Stated goal
Copy every line of the records below without changing anything, but leave out the pictures.

┌──

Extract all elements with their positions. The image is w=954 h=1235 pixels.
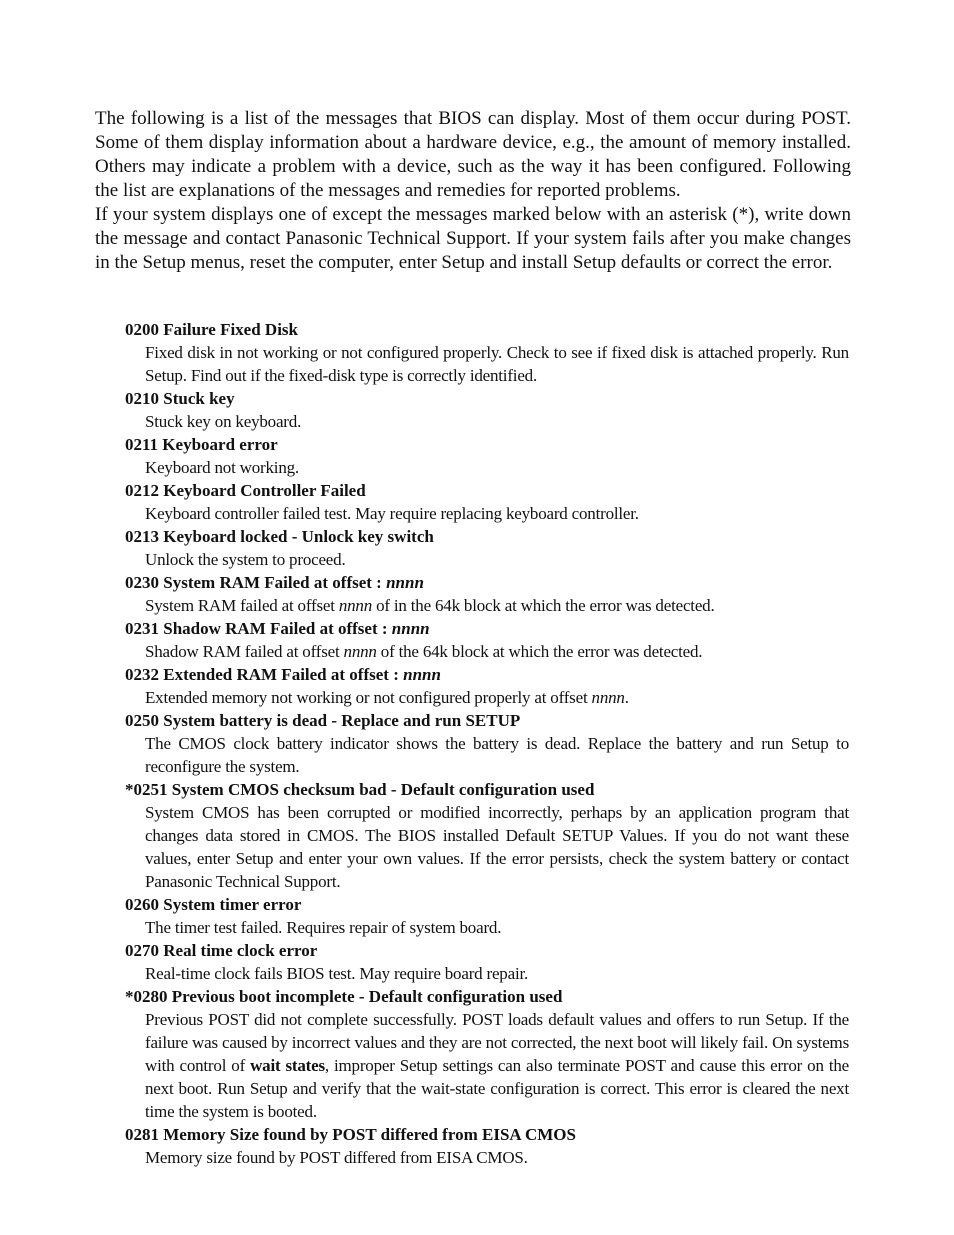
message-heading: 0260 System timer error	[125, 895, 302, 914]
message-heading: 0200 Failure Fixed Disk	[125, 320, 298, 339]
message-heading: 0270 Real time clock error	[125, 941, 318, 960]
message-entry-0281	[125, 1123, 849, 1169]
message-entry-0212	[125, 479, 849, 525]
message-description: The CMOS clock battery indicator shows the battery is dead. Replace the battery and run Setup to reconfigure the system.	[145, 734, 849, 776]
message-description	[145, 686, 849, 709]
description-text-after: of the 64k block at which the error was detected.	[376, 642, 703, 661]
message-entry-0280	[125, 985, 849, 1123]
description-text-after: of in the 64k block at which the error was detected.	[372, 596, 715, 615]
heading-text: 0232 Extended RAM Failed at offset :	[125, 665, 404, 684]
message-heading: 0213 Keyboard locked - Unlock key switch	[125, 527, 434, 546]
message-entry-0213	[125, 525, 849, 571]
heading-text: 0230 System RAM Failed at offset :	[125, 573, 387, 592]
message-heading: 0212 Keyboard Controller Failed	[125, 481, 366, 500]
description-bold-term: wait states	[250, 1056, 325, 1075]
description-text-after: , improper Setup settings can also terminate POST and cause this error on the next boot. Run Setup and verify that the wait-state configuration is correct. This error is cleared the next time the system is booted.	[145, 1056, 849, 1121]
message-heading	[125, 617, 849, 640]
description-text: Previous POST did not complete successfully. POST loads default values and offers to run Setup. If the failure was caused by incorrect values and they are not corrected, the next boot will likely fail. On systems with control of	[145, 1010, 849, 1075]
message-heading: 0210 Stuck key	[125, 389, 235, 408]
message-heading: 0281 Memory Size found by POST differed from EISA CMOS	[125, 1125, 576, 1144]
intro-section	[95, 107, 851, 275]
heading-variable: nnnn	[386, 573, 424, 592]
message-entry-0250	[125, 709, 849, 778]
message-description	[145, 1008, 849, 1123]
message-heading	[125, 663, 849, 686]
description-text-after: .	[624, 688, 629, 707]
heading-text: 0231 Shadow RAM Failed at offset :	[125, 619, 392, 638]
message-description: Real-time clock fails BIOS test. May require board repair.	[145, 964, 529, 983]
message-entry-0232	[125, 663, 849, 709]
heading-variable: nnnn	[391, 619, 430, 638]
description-text: Shadow RAM failed at offset	[145, 642, 344, 661]
description-text: Extended memory not working or not configured properly at offset	[145, 688, 592, 707]
bios-message-list	[125, 318, 849, 1169]
message-description	[145, 640, 849, 663]
intro-paragraph-1: The following is a list of the messages that BIOS can display. Most of them occur during POST. Some of them display information about a hardware device, e.g., the amount of memory installed. Others may indicate a problem with a device, such as the way it has been configured. Following the list are explanations of the messages and remedies for reported problems.	[95, 108, 851, 201]
message-description: Unlock the system to proceed.	[145, 550, 346, 569]
message-description: System CMOS has been corrupted or modified incorrectly, perhaps by an application program that changes data stored in CMOS. The BIOS installed Default SETUP Values. If you do not want these values, enter Setup and enter your own values. If the error persists, check the system battery or contact Panasonic Technical Support.	[145, 803, 849, 891]
message-description: The timer test failed. Requires repair of system board.	[145, 918, 502, 937]
intro-paragraph-2: If your system displays one of except the messages marked below with an asterisk (*), write down the message and contact Panasonic Technical Support. If your system fails after you make changes in the Setup menus, reset the computer, enter Setup and install Setup defaults or correct the error.	[95, 204, 851, 273]
message-entry-0230	[125, 571, 849, 617]
message-entry-0210	[125, 387, 849, 433]
message-description: Memory size found by POST differed from EISA CMOS.	[145, 1148, 528, 1167]
message-heading: 0250 System battery is dead - Replace and run SETUP	[125, 711, 521, 730]
message-description: Fixed disk in not working or not configured properly. Check to see if fixed disk is attached properly. Run Setup. Find out if the fixed-disk type is correctly identified.	[145, 343, 849, 385]
message-description: Keyboard not working.	[145, 458, 299, 477]
message-description: Keyboard controller failed test. May require replacing keyboard controller.	[145, 504, 639, 523]
message-entry-0260	[125, 893, 849, 939]
message-heading: *0251 System CMOS checksum bad - Default configuration used	[125, 780, 595, 799]
message-entry-0200	[125, 318, 849, 387]
heading-variable: nnnn	[403, 665, 441, 684]
message-entry-0211	[125, 433, 849, 479]
description-variable: nnnn	[343, 642, 377, 661]
description-variable: nnnn	[338, 596, 373, 615]
message-heading	[125, 571, 849, 594]
message-description: Stuck key on keyboard.	[145, 412, 302, 431]
message-heading: 0211 Keyboard error	[125, 435, 278, 454]
message-entry-0251	[125, 778, 849, 893]
message-entry-0231	[125, 617, 849, 663]
message-description	[145, 594, 849, 617]
message-entry-0270	[125, 939, 849, 985]
description-variable: nnnn	[591, 688, 625, 707]
description-text: System RAM failed at offset	[145, 596, 339, 615]
message-heading: *0280 Previous boot incomplete - Default configuration used	[125, 987, 563, 1006]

└──

Reply to the task
Extract all elements with their positions. The image is w=954 h=1235 pixels.
message-heading: 0260 System timer error	[125, 895, 302, 914]
message-heading: 0200 Failure Fixed Disk	[125, 320, 298, 339]
message-heading: 0270 Real time clock error	[125, 941, 318, 960]
message-entry-0281	[125, 1123, 849, 1169]
message-entry-0212	[125, 479, 849, 525]
message-description: The CMOS clock battery indicator shows the battery is dead. Replace the battery and run Setup to reconfigure the system.	[145, 734, 849, 776]
message-description	[145, 686, 849, 709]
description-text-after: of the 64k block at which the error was detected.	[376, 642, 703, 661]
message-entry-0280	[125, 985, 849, 1123]
description-text-after: of in the 64k block at which the error was detected.	[372, 596, 715, 615]
heading-text: 0232 Extended RAM Failed at offset :	[125, 665, 404, 684]
message-heading: 0213 Keyboard locked - Unlock key switch	[125, 527, 434, 546]
message-entry-0213	[125, 525, 849, 571]
heading-text: 0230 System RAM Failed at offset :	[125, 573, 387, 592]
message-heading: 0212 Keyboard Controller Failed	[125, 481, 366, 500]
description-bold-term: wait states	[250, 1056, 325, 1075]
description-text-after: , improper Setup settings can also terminate POST and cause this error on the next boot. Run Setup and verify that the wait-state configuration is correct. This error is cleared the next time the system is booted.	[145, 1056, 849, 1121]
message-heading	[125, 617, 849, 640]
description-text: Previous POST did not complete successfully. POST loads default values and offers to run Setup. If the failure was caused by incorrect values and they are not corrected, the next boot will likely fail. On systems with control of	[145, 1010, 849, 1075]
message-heading: 0210 Stuck key	[125, 389, 235, 408]
message-heading: 0281 Memory Size found by POST differed from EISA CMOS	[125, 1125, 576, 1144]
intro-section	[95, 107, 851, 275]
heading-variable: nnnn	[386, 573, 424, 592]
message-entry-0250	[125, 709, 849, 778]
message-description	[145, 1008, 849, 1123]
message-heading	[125, 663, 849, 686]
description-text-after: .	[624, 688, 629, 707]
heading-text: 0231 Shadow RAM Failed at offset :	[125, 619, 392, 638]
message-description: Real-time clock fails BIOS test. May require board repair.	[145, 964, 529, 983]
message-entry-0232	[125, 663, 849, 709]
heading-variable: nnnn	[391, 619, 430, 638]
description-text: Shadow RAM failed at offset	[145, 642, 344, 661]
description-text: Extended memory not working or not configured properly at offset	[145, 688, 592, 707]
bios-message-list	[125, 318, 849, 1169]
message-description	[145, 640, 849, 663]
intro-paragraph-1: The following is a list of the messages that BIOS can display. Most of them occur during POST. Some of them display information about a hardware device, e.g., the amount of memory installed. Others may indicate a problem with a device, such as the way it has been configured. Following the list are explanations of the messages and remedies for reported problems.	[95, 108, 851, 201]
message-description: Unlock the system to proceed.	[145, 550, 346, 569]
message-description: System CMOS has been corrupted or modified incorrectly, perhaps by an application program that changes data stored in CMOS. The BIOS installed Default SETUP Values. If you do not want these values, enter Setup and enter your own values. If the error persists, check the system battery or contact Panasonic Technical Support.	[145, 803, 849, 891]
message-description: The timer test failed. Requires repair of system board.	[145, 918, 502, 937]
intro-paragraph-2: If your system displays one of except the messages marked below with an asterisk (*), write down the message and contact Panasonic Technical Support. If your system fails after you make changes in the Setup menus, reset the computer, enter Setup and install Setup defaults or correct the error.	[95, 204, 851, 273]
message-entry-0230	[125, 571, 849, 617]
message-entry-0210	[125, 387, 849, 433]
message-description: Memory size found by POST differed from EISA CMOS.	[145, 1148, 528, 1167]
message-heading: 0250 System battery is dead - Replace and run SETUP	[125, 711, 521, 730]
message-description: Fixed disk in not working or not configured properly. Check to see if fixed disk is attached properly. Run Setup. Find out if the fixed-disk type is correctly identified.	[145, 343, 849, 385]
message-description: Keyboard not working.	[145, 458, 299, 477]
message-description: Keyboard controller failed test. May require replacing keyboard controller.	[145, 504, 639, 523]
message-entry-0260	[125, 893, 849, 939]
message-heading: *0251 System CMOS checksum bad - Default configuration used	[125, 780, 595, 799]
message-entry-0200	[125, 318, 849, 387]
heading-variable: nnnn	[403, 665, 441, 684]
message-entry-0211	[125, 433, 849, 479]
description-variable: nnnn	[343, 642, 377, 661]
description-variable: nnnn	[338, 596, 373, 615]
message-heading	[125, 571, 849, 594]
message-description: Stuck key on keyboard.	[145, 412, 302, 431]
message-heading: 0211 Keyboard error	[125, 435, 278, 454]
message-entry-0251	[125, 778, 849, 893]
message-entry-0231	[125, 617, 849, 663]
message-description	[145, 594, 849, 617]
message-entry-0270	[125, 939, 849, 985]
description-variable: nnnn	[591, 688, 625, 707]
description-text: System RAM failed at offset	[145, 596, 339, 615]
message-heading: *0280 Previous boot incomplete - Default configuration used	[125, 987, 563, 1006]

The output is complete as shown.